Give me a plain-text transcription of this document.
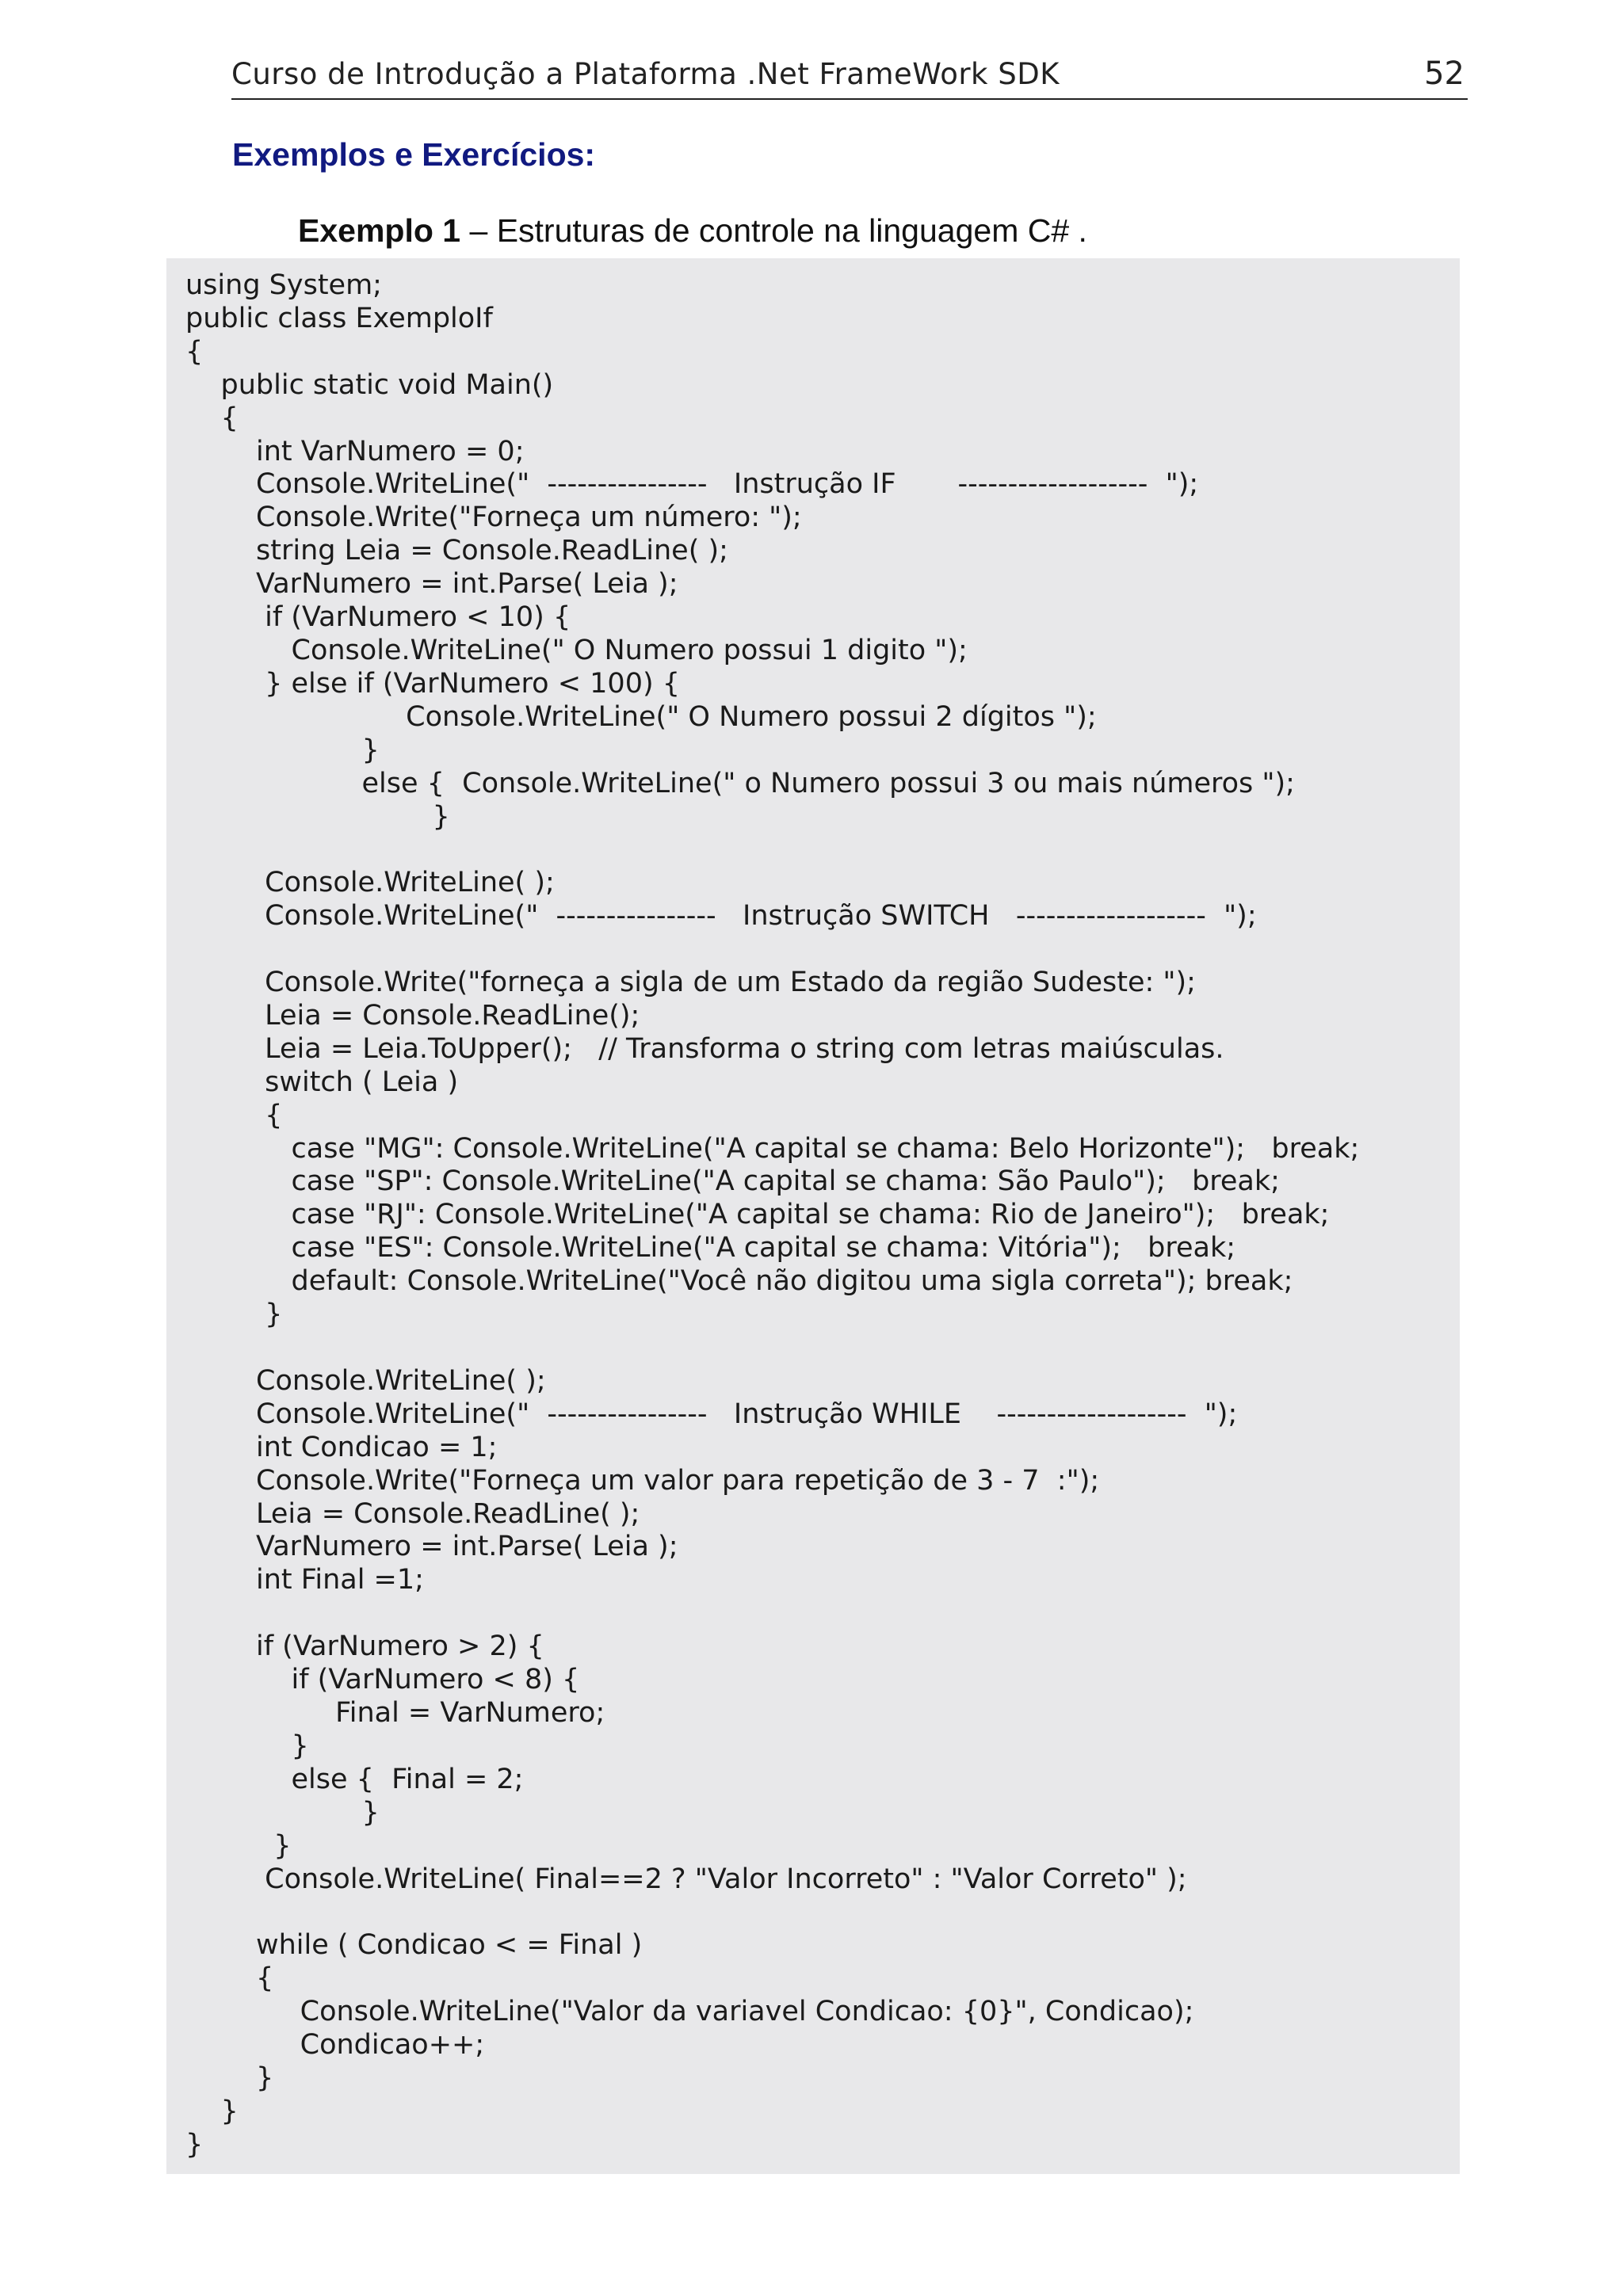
Curso de Introdução a Plataforma .Net FrameWork SDK	52
Exemplos e Exercícios:
Exemplo 1 – Estruturas de controle na linguagem C# .
using System;
public class ExemploIf
{
public static void Main()
{
int VarNumero = 0;
Console.WriteLine("  ----------------   Instrução IF       -------------------  ");
Console.Write("Forneça um número: ");
string Leia = Console.ReadLine( );
VarNumero = int.Parse( Leia );
if (VarNumero < 10) {
Console.WriteLine(" O Numero possui 1 digito ");
} else if (VarNumero < 100) {
Console.WriteLine(" O Numero possui 2 dígitos ");
}
else {  Console.WriteLine(" o Numero possui 3 ou mais números ");
}

Console.WriteLine( );
Console.WriteLine("  ----------------   Instrução SWITCH   -------------------  ");

Console.Write("forneça a sigla de um Estado da região Sudeste: ");
Leia = Console.ReadLine();
Leia = Leia.ToUpper();   // Transforma o string com letras maiúsculas.
switch ( Leia )
{
case "MG": Console.WriteLine("A capital se chama: Belo Horizonte");   break;
case "SP": Console.WriteLine("A capital se chama: São Paulo");   break;
case "RJ": Console.WriteLine("A capital se chama: Rio de Janeiro");   break;
case "ES": Console.WriteLine("A capital se chama: Vitória");   break;
default: Console.WriteLine("Você não digitou uma sigla correta"); break;
}

Console.WriteLine( );
Console.WriteLine("  ----------------   Instrução WHILE    -------------------  ");
int Condicao = 1;
Console.Write("Forneça um valor para repetição de 3 - 7  :");
Leia = Console.ReadLine( );
VarNumero = int.Parse( Leia );
int Final =1;

if (VarNumero > 2) {
if (VarNumero < 8) {
Final = VarNumero;
}
else {  Final = 2;
}
}
Console.WriteLine( Final==2 ? "Valor Incorreto" : "Valor Correto" );

while ( Condicao < = Final )
{
Console.WriteLine("Valor da variavel Condicao: {0}", Condicao);
Condicao++;
}
}
}
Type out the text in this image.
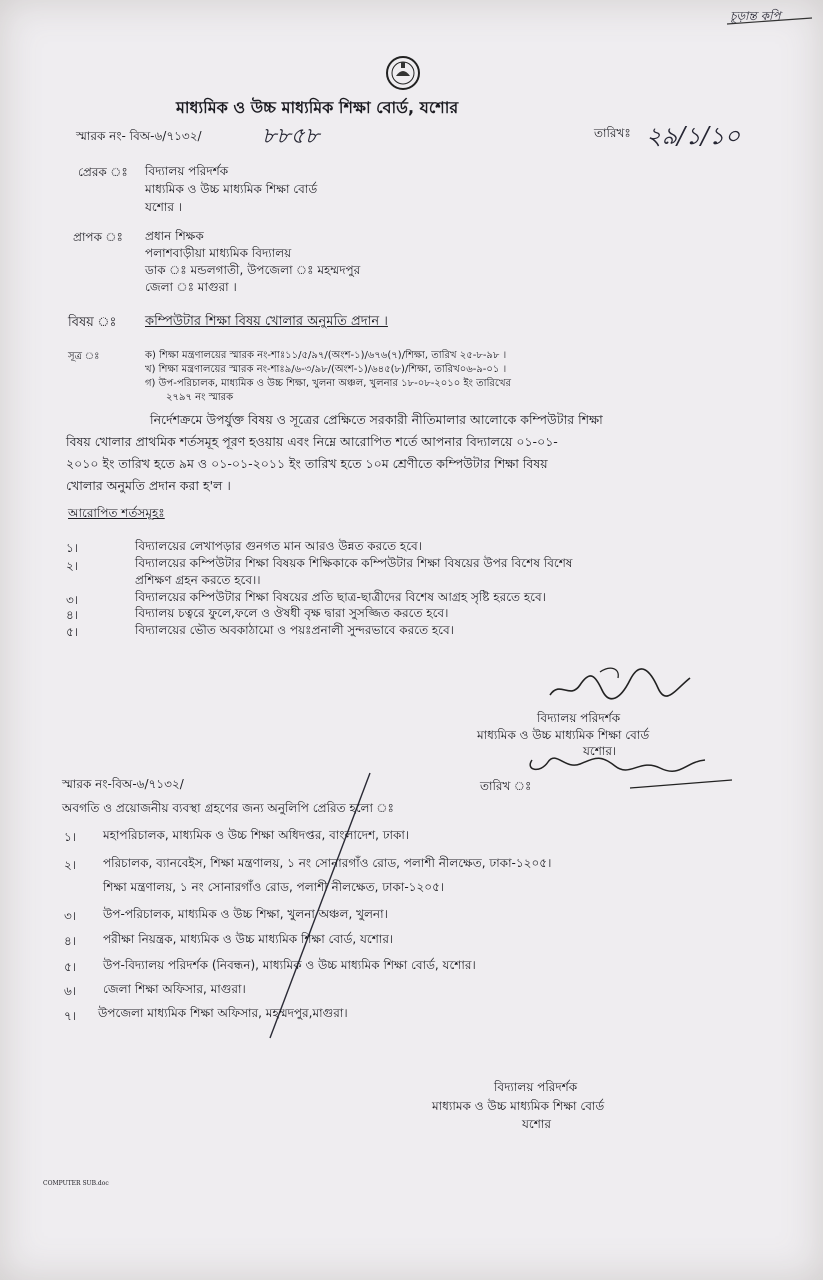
চূড়ান্ত কপি
মাধ্যমিক ও উচ্চ মাধ্যমিক শিক্ষা বোর্ড, যশোর
স্মারক নং- বিঅ-৬/৭১৩২/	৮৮৫৮	তারিখঃ ২৯/১/১০
প্রেরক ঃ বিদ্যালয় পরিদর্শক
মাধ্যমিক ও উচ্চ মাধ্যমিক শিক্ষা বোর্ড
যশোর ।
প্রাপক ঃ প্রধান শিক্ষক
পলাশবাড়ীয়া মাধ্যমিক বিদ্যালয়
ডাক ঃ মন্ডলগাতী, উপজেলা ঃ মহম্মদপুর
জেলা ঃ মাগুরা ।
বিষয় ঃ কম্পিউটার শিক্ষা বিষয় খোলার অনুমতি প্রদান ।
সূত্র ঃ	ক) শিক্ষা মন্ত্রণালয়ের স্মারক নং-শাঃ১১/৫/৯৭/(অংশ-১)/৬৭৬(৭)/শিক্ষা, তারিখ ২৫-৮-৯৮ ।
খ) শিক্ষা মন্ত্রণালয়ের স্মারক নং-শাঃ৯/৬-৩/৯৮/(অংশ-১)/৬৪৫(৮)/শিক্ষা, তারিখ০৬-৯-০১ ।
গ) উপ-পরিচালক, মাধ্যমিক ও উচ্চ শিক্ষা, খুলনা অঞ্চল, খুলনার ১৮-০৮-২০১০ ইং তারিখের
২৭৯৭ নং স্মারক
নির্দেশক্রমে উপর্যুক্ত বিষয় ও সূত্রের প্রেক্ষিতে সরকারী নীতিমালার আলোকে কম্পিউটার শিক্ষা
বিষয় খোলার প্রাথমিক শর্তসমূহ পূরণ হওয়ায় এবং নিম্নে আরোপিত শর্তে আপনার বিদ্যালয়ে ০১-০১-
২০১০ ইং তারিখ হতে ৯ম ও ০১-০১-২০১১ ইং তারিখ হতে ১০ম শ্রেণীতে কম্পিউটার শিক্ষা বিষয়
খোলার অনুমতি প্রদান করা হ'ল ।
আরোপিত শর্তসমূহঃ
১।	বিদ্যালয়ের লেখাপড়ার গুনগত মান আরও উন্নত করতে হবে।
২।	বিদ্যালয়ের কম্পিউটার শিক্ষা বিষয়ক শিক্ষিকাকে কম্পিউটার শিক্ষা বিষয়ের উপর বিশেষ বিশেষ
প্রশিক্ষণ গ্রহন করতে হবে।।
৩।	বিদ্যালয়ের কম্পিউটার শিক্ষা বিষয়ের প্রতি ছাত্র-ছাত্রীদের বিশেষ আগ্রহ সৃষ্টি হরতে হবে।
৪।	বিদ্যালয় চত্বরে ফুলে,ফলে ও ঔষধী বৃক্ষ দ্বারা সুসজ্জিত করতে হবে।
৫।	বিদ্যালয়ের ভৌত অবকাঠামো ও পয়ঃপ্রনালী সুন্দরভাবে করতে হবে।
বিদ্যালয় পরিদর্শক
মাধ্যমিক ও উচ্চ মাধ্যমিক শিক্ষা বোর্ড
যশোর।
স্মারক নং-বিঅ-৬/৭১৩২/	তারিখ ঃ
অবগতি ও প্রয়োজনীয় ব্যবস্থা গ্রহণের জন্য অনুলিপি প্রেরিত হলো ঃ
১। মহাপরিচালক, মাধ্যমিক ও উচ্চ শিক্ষা অধিদপ্তর, বাংলাদেশ, ঢাকা।
২। পরিচালক, ব্যানবেইস, শিক্ষা মন্ত্রণালয়, ১ নং সোনারগাঁও রোড, পলাশী নীলক্ষেত, ঢাকা-১২০৫।
শিক্ষা মন্ত্রণালয়, ১ নং সোনারগাঁও রোড, পলাশী নীলক্ষেত, ঢাকা-১২০৫।
৩। উপ-পরিচালক, মাধ্যমিক ও উচ্চ শিক্ষা, খুলনা অঞ্চল, খুলনা।
৪। পরীক্ষা নিয়ন্ত্রক, মাধ্যমিক ও উচ্চ মাধ্যমিক শিক্ষা বোর্ড, যশোর।
৫। উপ-বিদ্যালয় পরিদর্শক (নিবন্ধন), মাধ্যমিক ও উচ্চ মাধ্যমিক শিক্ষা বোর্ড, যশোর।
৬। জেলা শিক্ষা অফিসার, মাগুরা।
৭। উপজেলা মাধ্যমিক শিক্ষা অফিসার, মহম্মদপুর,মাগুরা।
বিদ্যালয় পরিদর্শক
মাধ্যামক ও উচ্চ মাধ্যমিক শিক্ষা বোর্ড
যশোর
COMPUTER SUB.doc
***
▸ Goal:
Each entry above is to be written out again unchanged, apart from the pictures, which are left out.

▸ Reply:
Give me a plain-text transcription of this document.
Curso de Introdução a Plataforma .Net FrameWork SDK	52
Exemplos e Exercícios:
Exemplo 1 – Estruturas de controle na linguagem C# .
using System;
public class ExemploIf
{
public static void Main()
{
int VarNumero = 0;
Console.WriteLine("  ----------------   Instrução IF       -------------------  ");
Console.Write("Forneça um número: ");
string Leia = Console.ReadLine( );
VarNumero = int.Parse( Leia );
if (VarNumero < 10) {
Console.WriteLine(" O Numero possui 1 digito ");
} else if (VarNumero < 100) {
Console.WriteLine(" O Numero possui 2 dígitos ");
}
else {  Console.WriteLine(" o Numero possui 3 ou mais números ");
}

Console.WriteLine( );
Console.WriteLine("  ----------------   Instrução SWITCH   -------------------  ");

Console.Write("forneça a sigla de um Estado da região Sudeste: ");
Leia = Console.ReadLine();
Leia = Leia.ToUpper();   // Transforma o string com letras maiúsculas.
switch ( Leia )
{
case "MG": Console.WriteLine("A capital se chama: Belo Horizonte");   break;
case "SP": Console.WriteLine("A capital se chama: São Paulo");   break;
case "RJ": Console.WriteLine("A capital se chama: Rio de Janeiro");   break;
case "ES": Console.WriteLine("A capital se chama: Vitória");   break;
default: Console.WriteLine("Você não digitou uma sigla correta"); break;
}

Console.WriteLine( );
Console.WriteLine("  ----------------   Instrução WHILE    -------------------  ");
int Condicao = 1;
Console.Write("Forneça um valor para repetição de 3 - 7  :");
Leia = Console.ReadLine( );
VarNumero = int.Parse( Leia );
int Final =1;

if (VarNumero > 2) {
if (VarNumero < 8) {
Final = VarNumero;
}
else {  Final = 2;
}
}
Console.WriteLine( Final==2 ? "Valor Incorreto" : "Valor Correto" );

while ( Condicao < = Final )
{
Console.WriteLine("Valor da variavel Condicao: {0}", Condicao);
Condicao++;
}
}
}
Type out the text in this image.
চূড়ান্ত কপি
মাধ্যমিক ও উচ্চ মাধ্যমিক শিক্ষা বোর্ড, যশোর
স্মারক নং- বিঅ-৬/৭১৩২/	৮৮৫৮	তারিখঃ ২৯/১/১০
প্রেরক ঃ বিদ্যালয় পরিদর্শক
মাধ্যমিক ও উচ্চ মাধ্যমিক শিক্ষা বোর্ড
যশোর ।
প্রাপক ঃ প্রধান শিক্ষক
পলাশবাড়ীয়া মাধ্যমিক বিদ্যালয়
ডাক ঃ মন্ডলগাতী, উপজেলা ঃ মহম্মদপুর
জেলা ঃ মাগুরা ।
বিষয় ঃ কম্পিউটার শিক্ষা বিষয় খোলার অনুমতি প্রদান ।
সূত্র ঃ	ক) শিক্ষা মন্ত্রণালয়ের স্মারক নং-শাঃ১১/৫/৯৭/(অংশ-১)/৬৭৬(৭)/শিক্ষা, তারিখ ২৫-৮-৯৮ ।
খ) শিক্ষা মন্ত্রণালয়ের স্মারক নং-শাঃ৯/৬-৩/৯৮/(অংশ-১)/৬৪৫(৮)/শিক্ষা, তারিখ০৬-৯-০১ ।
গ) উপ-পরিচালক, মাধ্যমিক ও উচ্চ শিক্ষা, খুলনা অঞ্চল, খুলনার ১৮-০৮-২০১০ ইং তারিখের
২৭৯৭ নং স্মারক
নির্দেশক্রমে উপর্যুক্ত বিষয় ও সূত্রের প্রেক্ষিতে সরকারী নীতিমালার আলোকে কম্পিউটার শিক্ষা
বিষয় খোলার প্রাথমিক শর্তসমূহ পূরণ হওয়ায় এবং নিম্নে আরোপিত শর্তে আপনার বিদ্যালয়ে ০১-০১-
২০১০ ইং তারিখ হতে ৯ম ও ০১-০১-২০১১ ইং তারিখ হতে ১০ম শ্রেণীতে কম্পিউটার শিক্ষা বিষয়
খোলার অনুমতি প্রদান করা হ'ল ।
আরোপিত শর্তসমূহঃ
১।	বিদ্যালয়ের লেখাপড়ার গুনগত মান আরও উন্নত করতে হবে।
২।	বিদ্যালয়ের কম্পিউটার শিক্ষা বিষয়ক শিক্ষিকাকে কম্পিউটার শিক্ষা বিষয়ের উপর বিশেষ বিশেষ
প্রশিক্ষণ গ্রহন করতে হবে।।
৩।	বিদ্যালয়ের কম্পিউটার শিক্ষা বিষয়ের প্রতি ছাত্র-ছাত্রীদের বিশেষ আগ্রহ সৃষ্টি হরতে হবে।
৪।	বিদ্যালয় চত্বরে ফুলে,ফলে ও ঔষধী বৃক্ষ দ্বারা সুসজ্জিত করতে হবে।
৫।	বিদ্যালয়ের ভৌত অবকাঠামো ও পয়ঃপ্রনালী সুন্দরভাবে করতে হবে।
বিদ্যালয় পরিদর্শক
মাধ্যমিক ও উচ্চ মাধ্যমিক শিক্ষা বোর্ড
যশোর।
স্মারক নং-বিঅ-৬/৭১৩২/	তারিখ ঃ
অবগতি ও প্রয়োজনীয় ব্যবস্থা গ্রহণের জন্য অনুলিপি প্রেরিত হলো ঃ
১। মহাপরিচালক, মাধ্যমিক ও উচ্চ শিক্ষা অধিদপ্তর, বাংলাদেশ, ঢাকা।
২। পরিচালক, ব্যানবেইস, শিক্ষা মন্ত্রণালয়, ১ নং সোনারগাঁও রোড, পলাশী নীলক্ষেত, ঢাকা-১২০৫।
শিক্ষা মন্ত্রণালয়, ১ নং সোনারগাঁও রোড, পলাশী নীলক্ষেত, ঢাকা-১২০৫।
৩। উপ-পরিচালক, মাধ্যমিক ও উচ্চ শিক্ষা, খুলনা অঞ্চল, খুলনা।
৪। পরীক্ষা নিয়ন্ত্রক, মাধ্যমিক ও উচ্চ মাধ্যমিক শিক্ষা বোর্ড, যশোর।
৫। উপ-বিদ্যালয় পরিদর্শক (নিবন্ধন), মাধ্যমিক ও উচ্চ মাধ্যমিক শিক্ষা বোর্ড, যশোর।
৬। জেলা শিক্ষা অফিসার, মাগুরা।
৭। উপজেলা মাধ্যমিক শিক্ষা অফিসার, মহম্মদপুর,মাগুরা।
বিদ্যালয় পরিদর্শক
মাধ্যামক ও উচ্চ মাধ্যমিক শিক্ষা বোর্ড
যশোর
COMPUTER SUB.doc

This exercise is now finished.